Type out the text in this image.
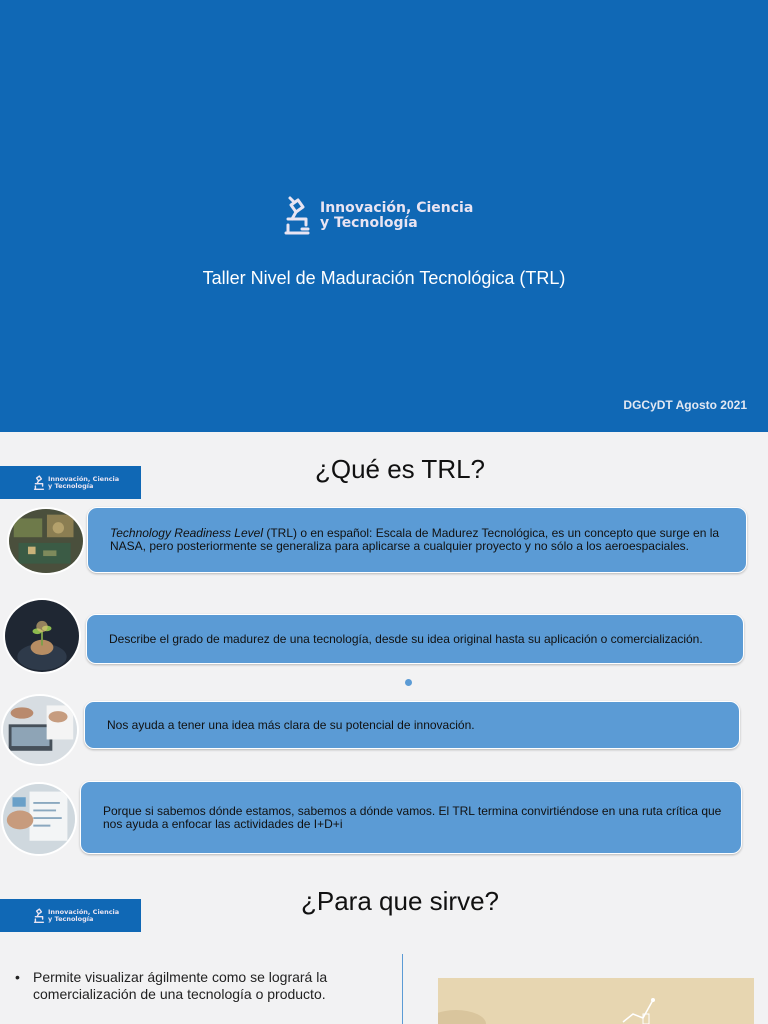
Innovación, Ciencia
y Tecnología
Taller Nivel de Maduración Tecnológica (TRL)
DGCyDT Agosto 2021
Innovación, Ciencia
y Tecnología
¿Qué es TRL?
Technology Readiness Level (TRL) o en español: Escala de Madurez Tecnológica, es un concepto que surge en la NASA, pero posteriormente se generaliza para aplicarse a cualquier proyecto y no sólo a los aeroespaciales.
Describe el grado de madurez de una tecnología, desde su idea original hasta su aplicación o comercialización.
Nos ayuda a tener una idea más clara de su potencial de innovación.
Porque si sabemos dónde estamos, sabemos a dónde vamos. El TRL termina convirtiéndose en una ruta crítica que nos ayuda a enfocar las actividades de I+D+i
Innovación, Ciencia
y Tecnología
¿Para que sirve?
• Permite visualizar ágilmente como se logrará la comercialización de una tecnología o producto.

######

## GOAL
Take the records above and transcribe them exactly, dropping every picture.

## OUTPUT BELOW
Type out the text in this image.
Innovación, Ciencia
y Tecnología
Taller Nivel de Maduración Tecnológica (TRL)
DGCyDT Agosto 2021
Innovación, Ciencia
y Tecnología
¿Qué es TRL?
Technology Readiness Level (TRL) o en español: Escala de Madurez Tecnológica, es un concepto que surge en la NASA, pero posteriormente se generaliza para aplicarse a cualquier proyecto y no sólo a los aeroespaciales.
Describe el grado de madurez de una tecnología, desde su idea original hasta su aplicación o comercialización.
Nos ayuda a tener una idea más clara de su potencial de innovación.
Porque si sabemos dónde estamos, sabemos a dónde vamos. El TRL termina convirtiéndose en una ruta crítica que nos ayuda a enfocar las actividades de I+D+i
Innovación, Ciencia
y Tecnología
¿Para que sirve?
• Permite visualizar ágilmente como se logrará la comercialización de una tecnología o producto.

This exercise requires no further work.